Given passage:
=== Section Start ===

This put our little spitfire in a RAGE. Was daddy saying he didn’t like the picture she drew? She immediately sent him a video (I wish I could share it here, but won’t for privacy reasons) saying that she was heartbroken that he didn’t like the photo. In scrubs, exhausted, he sent back this video... I mean...c’mon.
Ethan treats every single person as an equal. He receives notes from patients regularly, thanking him for his kindness and humanity. He stays late at the hospital to properly sign out his patients rather than hastily handing them off. He cries when he loses someone. During COVID, when he lost his first patient to the virus—an otherwise healthy forty-something man from South America, the sole breadwinner with a wife and four young children—Ethan showed up at their house with a grocery gift card. The widow had wept to him that she wouldn’t be able to feed her children that week, and he couldn’t let that stand.
Despite a grueling schedule as an ER doc who stares death in the face every single day, Ethan always shows up for me and our kids. He is the doctor we should all hope to see at the foot of our hospital bed if we find ourselves there. He’s the reason I get feral when I hear people dismiss doctors as cold, or greedy, or just going through the motions. Sure, there are bad apples in every profession—but not my guy (and not the majority of doctors). This is a man who genuinely cares, who carries his patients’ stories home with him, who sees the human being behind every chart.
But perhaps what I’m most grateful for is his unwavering faith in me. When I decided to start my own business, with all the uncertainty that entailed—the overdraft fees, the late nights, the travel, the constant hustle—he never wavered. He believed in my mission even when the bank account suggested otherwise. He respected my vision enough to weather the storms alongside me, never once making me feel guilty for chasing something that mattered to me. There would be no Unbiased Science without him, and I’ll be forever grateful.

=== Section End ===

Listed records:
=== Section Start ===

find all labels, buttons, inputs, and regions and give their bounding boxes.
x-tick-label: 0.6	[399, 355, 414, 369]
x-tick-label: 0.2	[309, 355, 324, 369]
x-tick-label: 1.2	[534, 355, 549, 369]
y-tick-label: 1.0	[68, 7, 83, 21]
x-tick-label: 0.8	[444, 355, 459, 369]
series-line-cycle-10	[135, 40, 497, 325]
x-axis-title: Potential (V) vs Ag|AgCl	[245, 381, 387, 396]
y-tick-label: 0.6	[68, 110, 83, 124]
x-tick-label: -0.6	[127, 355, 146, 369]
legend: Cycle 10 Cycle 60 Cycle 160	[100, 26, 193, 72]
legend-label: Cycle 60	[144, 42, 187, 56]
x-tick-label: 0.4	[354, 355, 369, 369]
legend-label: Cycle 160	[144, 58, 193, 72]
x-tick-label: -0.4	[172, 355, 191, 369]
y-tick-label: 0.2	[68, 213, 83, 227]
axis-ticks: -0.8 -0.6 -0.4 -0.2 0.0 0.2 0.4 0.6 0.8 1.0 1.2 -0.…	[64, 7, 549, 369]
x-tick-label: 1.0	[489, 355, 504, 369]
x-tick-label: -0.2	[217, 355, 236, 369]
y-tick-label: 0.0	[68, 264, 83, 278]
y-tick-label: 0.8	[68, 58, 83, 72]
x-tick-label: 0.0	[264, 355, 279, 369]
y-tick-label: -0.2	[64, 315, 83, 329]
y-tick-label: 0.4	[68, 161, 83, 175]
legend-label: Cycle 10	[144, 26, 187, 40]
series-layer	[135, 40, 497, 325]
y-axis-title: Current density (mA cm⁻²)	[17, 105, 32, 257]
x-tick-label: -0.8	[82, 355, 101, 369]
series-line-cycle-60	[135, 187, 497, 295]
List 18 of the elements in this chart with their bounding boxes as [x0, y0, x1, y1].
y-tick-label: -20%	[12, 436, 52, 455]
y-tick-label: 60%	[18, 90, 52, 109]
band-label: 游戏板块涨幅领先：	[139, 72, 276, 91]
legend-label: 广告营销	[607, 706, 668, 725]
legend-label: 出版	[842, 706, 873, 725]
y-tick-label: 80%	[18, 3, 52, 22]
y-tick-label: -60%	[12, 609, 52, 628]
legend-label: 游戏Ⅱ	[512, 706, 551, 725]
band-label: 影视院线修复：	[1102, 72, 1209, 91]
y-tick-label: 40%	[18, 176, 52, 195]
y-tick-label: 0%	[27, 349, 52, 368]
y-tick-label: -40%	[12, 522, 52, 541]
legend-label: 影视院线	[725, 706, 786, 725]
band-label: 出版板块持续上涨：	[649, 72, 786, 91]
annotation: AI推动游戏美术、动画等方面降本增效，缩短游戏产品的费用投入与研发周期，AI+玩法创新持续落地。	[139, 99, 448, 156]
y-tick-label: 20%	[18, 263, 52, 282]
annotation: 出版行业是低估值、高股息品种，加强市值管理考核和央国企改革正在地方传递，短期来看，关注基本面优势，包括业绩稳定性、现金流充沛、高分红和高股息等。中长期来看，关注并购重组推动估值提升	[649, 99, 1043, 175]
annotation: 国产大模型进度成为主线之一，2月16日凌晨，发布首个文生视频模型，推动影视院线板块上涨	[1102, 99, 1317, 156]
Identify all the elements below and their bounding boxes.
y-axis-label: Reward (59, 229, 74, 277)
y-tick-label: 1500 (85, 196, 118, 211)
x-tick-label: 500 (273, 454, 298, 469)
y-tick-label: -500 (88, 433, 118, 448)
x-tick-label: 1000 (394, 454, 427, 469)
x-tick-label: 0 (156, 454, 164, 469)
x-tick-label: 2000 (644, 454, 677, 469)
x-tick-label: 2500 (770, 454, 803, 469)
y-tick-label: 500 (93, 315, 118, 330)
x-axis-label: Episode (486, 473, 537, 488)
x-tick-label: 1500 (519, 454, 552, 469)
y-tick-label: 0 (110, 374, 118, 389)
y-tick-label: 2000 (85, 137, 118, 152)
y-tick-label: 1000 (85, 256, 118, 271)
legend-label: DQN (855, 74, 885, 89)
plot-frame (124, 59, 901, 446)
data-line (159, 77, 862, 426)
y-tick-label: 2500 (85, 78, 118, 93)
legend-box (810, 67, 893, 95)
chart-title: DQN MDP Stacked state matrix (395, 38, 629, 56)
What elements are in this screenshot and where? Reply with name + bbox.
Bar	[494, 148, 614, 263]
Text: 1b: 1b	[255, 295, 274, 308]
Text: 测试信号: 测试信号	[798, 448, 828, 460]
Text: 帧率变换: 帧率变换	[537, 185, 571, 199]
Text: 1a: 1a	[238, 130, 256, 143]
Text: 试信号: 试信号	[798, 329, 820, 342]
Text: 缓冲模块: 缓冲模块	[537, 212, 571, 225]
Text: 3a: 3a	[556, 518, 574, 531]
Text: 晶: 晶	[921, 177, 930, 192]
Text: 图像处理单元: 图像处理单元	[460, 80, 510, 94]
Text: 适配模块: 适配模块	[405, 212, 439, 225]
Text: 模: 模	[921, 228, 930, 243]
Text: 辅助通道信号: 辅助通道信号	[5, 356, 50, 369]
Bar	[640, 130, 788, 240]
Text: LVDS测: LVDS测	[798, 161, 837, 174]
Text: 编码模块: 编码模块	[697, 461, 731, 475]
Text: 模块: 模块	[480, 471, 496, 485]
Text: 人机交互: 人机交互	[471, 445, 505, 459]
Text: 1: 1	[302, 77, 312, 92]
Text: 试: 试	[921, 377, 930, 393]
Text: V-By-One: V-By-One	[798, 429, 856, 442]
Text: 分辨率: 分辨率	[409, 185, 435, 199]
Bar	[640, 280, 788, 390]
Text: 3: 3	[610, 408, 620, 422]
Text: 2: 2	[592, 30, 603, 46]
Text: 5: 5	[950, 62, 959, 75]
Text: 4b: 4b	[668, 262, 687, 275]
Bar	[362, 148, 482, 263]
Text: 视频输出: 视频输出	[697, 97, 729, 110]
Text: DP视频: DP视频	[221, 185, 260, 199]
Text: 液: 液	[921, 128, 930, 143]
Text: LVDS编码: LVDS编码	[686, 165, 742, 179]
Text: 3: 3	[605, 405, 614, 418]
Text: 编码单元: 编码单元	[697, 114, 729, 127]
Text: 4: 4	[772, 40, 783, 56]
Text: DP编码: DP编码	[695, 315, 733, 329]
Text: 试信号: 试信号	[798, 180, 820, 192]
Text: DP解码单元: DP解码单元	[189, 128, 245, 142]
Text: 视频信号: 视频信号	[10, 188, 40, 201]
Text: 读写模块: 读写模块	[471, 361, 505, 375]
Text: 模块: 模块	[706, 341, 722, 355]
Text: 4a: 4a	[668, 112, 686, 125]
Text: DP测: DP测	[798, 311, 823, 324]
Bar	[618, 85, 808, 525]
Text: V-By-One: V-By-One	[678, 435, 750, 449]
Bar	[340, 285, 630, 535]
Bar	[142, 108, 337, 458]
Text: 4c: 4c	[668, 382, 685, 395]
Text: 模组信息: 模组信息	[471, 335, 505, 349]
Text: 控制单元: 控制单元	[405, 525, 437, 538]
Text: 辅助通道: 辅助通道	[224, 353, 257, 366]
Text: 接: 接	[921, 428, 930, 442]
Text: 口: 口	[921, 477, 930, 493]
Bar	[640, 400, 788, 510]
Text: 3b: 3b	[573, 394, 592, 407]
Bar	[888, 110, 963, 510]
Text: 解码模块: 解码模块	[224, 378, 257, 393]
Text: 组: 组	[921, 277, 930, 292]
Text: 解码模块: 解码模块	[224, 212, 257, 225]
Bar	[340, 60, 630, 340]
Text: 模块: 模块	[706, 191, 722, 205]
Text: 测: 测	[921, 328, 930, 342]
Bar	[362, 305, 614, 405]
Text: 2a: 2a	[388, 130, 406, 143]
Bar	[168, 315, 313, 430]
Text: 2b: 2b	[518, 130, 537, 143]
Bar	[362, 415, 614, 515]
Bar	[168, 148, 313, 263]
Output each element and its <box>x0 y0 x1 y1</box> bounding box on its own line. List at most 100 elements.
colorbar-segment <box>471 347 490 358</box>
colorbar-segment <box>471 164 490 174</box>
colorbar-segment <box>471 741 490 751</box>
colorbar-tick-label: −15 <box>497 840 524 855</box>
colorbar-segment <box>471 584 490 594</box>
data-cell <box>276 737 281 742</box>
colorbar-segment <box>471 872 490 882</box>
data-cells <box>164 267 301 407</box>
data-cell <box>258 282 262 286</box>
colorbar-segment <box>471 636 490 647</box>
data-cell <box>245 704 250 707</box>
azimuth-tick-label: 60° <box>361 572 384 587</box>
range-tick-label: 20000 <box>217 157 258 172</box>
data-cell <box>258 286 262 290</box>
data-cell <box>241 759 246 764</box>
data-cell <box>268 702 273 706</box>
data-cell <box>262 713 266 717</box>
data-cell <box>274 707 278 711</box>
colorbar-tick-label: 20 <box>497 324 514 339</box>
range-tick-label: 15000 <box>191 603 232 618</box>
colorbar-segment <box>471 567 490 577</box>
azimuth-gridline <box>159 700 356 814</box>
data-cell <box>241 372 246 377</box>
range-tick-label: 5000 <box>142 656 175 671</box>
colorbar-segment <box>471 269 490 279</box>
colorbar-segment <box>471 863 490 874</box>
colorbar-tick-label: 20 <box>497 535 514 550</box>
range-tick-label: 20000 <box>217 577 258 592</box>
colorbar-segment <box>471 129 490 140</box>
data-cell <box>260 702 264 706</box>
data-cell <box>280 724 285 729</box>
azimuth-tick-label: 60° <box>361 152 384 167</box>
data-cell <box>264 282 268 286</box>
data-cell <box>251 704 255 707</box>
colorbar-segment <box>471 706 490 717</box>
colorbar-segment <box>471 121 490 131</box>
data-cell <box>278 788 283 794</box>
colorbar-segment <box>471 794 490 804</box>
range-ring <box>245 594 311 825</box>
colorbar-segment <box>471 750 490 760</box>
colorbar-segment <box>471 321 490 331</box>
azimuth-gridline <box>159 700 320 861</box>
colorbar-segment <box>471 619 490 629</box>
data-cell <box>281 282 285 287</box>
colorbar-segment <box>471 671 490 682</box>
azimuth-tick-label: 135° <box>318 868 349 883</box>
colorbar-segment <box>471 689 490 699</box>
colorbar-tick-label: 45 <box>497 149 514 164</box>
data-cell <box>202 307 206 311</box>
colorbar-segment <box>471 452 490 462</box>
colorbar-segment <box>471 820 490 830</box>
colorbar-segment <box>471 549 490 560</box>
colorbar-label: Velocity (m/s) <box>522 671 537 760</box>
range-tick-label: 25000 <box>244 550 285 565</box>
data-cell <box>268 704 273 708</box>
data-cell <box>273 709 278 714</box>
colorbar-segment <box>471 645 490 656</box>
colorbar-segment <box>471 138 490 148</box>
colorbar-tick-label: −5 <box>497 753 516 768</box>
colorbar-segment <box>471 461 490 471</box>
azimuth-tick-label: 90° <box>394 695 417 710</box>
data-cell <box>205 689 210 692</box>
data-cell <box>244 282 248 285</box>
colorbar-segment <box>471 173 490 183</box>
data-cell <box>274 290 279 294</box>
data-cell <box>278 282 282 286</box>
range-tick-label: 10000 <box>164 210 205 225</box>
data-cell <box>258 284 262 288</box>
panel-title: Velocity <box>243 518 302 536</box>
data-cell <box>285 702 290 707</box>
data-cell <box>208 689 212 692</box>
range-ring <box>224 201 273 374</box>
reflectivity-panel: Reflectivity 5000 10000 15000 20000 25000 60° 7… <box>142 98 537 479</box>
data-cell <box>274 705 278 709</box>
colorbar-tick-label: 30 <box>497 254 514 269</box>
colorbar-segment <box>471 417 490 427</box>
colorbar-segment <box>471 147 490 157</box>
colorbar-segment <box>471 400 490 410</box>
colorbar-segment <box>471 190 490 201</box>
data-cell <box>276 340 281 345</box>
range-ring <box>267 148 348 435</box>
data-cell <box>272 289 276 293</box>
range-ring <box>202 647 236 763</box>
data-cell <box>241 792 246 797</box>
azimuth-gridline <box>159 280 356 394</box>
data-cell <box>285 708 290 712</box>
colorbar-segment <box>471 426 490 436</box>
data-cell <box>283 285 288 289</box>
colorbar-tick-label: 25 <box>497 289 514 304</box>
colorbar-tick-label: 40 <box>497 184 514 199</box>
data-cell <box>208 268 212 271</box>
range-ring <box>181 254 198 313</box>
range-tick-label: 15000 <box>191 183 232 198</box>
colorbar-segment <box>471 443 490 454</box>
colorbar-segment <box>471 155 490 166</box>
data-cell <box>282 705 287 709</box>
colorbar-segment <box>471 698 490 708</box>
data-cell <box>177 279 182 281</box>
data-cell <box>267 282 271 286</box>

=== Section End ===

Tasks and exercises:
1 – In the passage about Ethan, what did he bring when he showed up at the house of his first patient lost to COVID?
2 – Write the next part of the passage about Ethan, picking up after its final sentence.

Results for each task:
1 – A grocery gift card.

2 –
We’ve seen each other through dizzying milestones—med school, grad school, residency, a million jobs, career changes, multiple cross-country moves, buying and selling houses, life-altering losses, and all that is the beautiful rollercoaster of marriage and parenthood. I’ve watched Ethan grow from that bright-eyed med student to a confident, supportive, loving dad and husband, and the type of doctor that people dream of having in their time of need.
Of course, no relationship is perfect, and we have our share of ups and downs, but there is the forever-constant mutual love, respect, and admiration that seem to grow every year. There is nothing that life can throw at us that we can’t face together.
Every morning unfolds the same—making coffee, our usual routine frenzy. The familiar clumsy dance of feeding dogs and cats (and kids). It’s in these ordinary moments, in our beautifully chaotic house, that I’m reminded: this man feels like home.
I like you and I love you, handsome. Here’s to 10 years of marriage, 17 years of adventure, and a lifetime more to come.
xoxo,
Jess
10.10.25 💫
In the morning, when I rise
You bring a tear of joy to my eyes
And tell me everything is gonna be alright❤️










I'm so quick to delete emails from my inbox and I am soooooo happy I paused, clicked to open, and read this beautiful testament to life and love. Mazel tov, Jess!
This is beautiful. Real love inspires, encourages and brings joy to everyone who is blessed enough to witness it. Thank you for sharing yours with all of us 🙏🏾🙏🏾🙏🏾 CONGRATS!!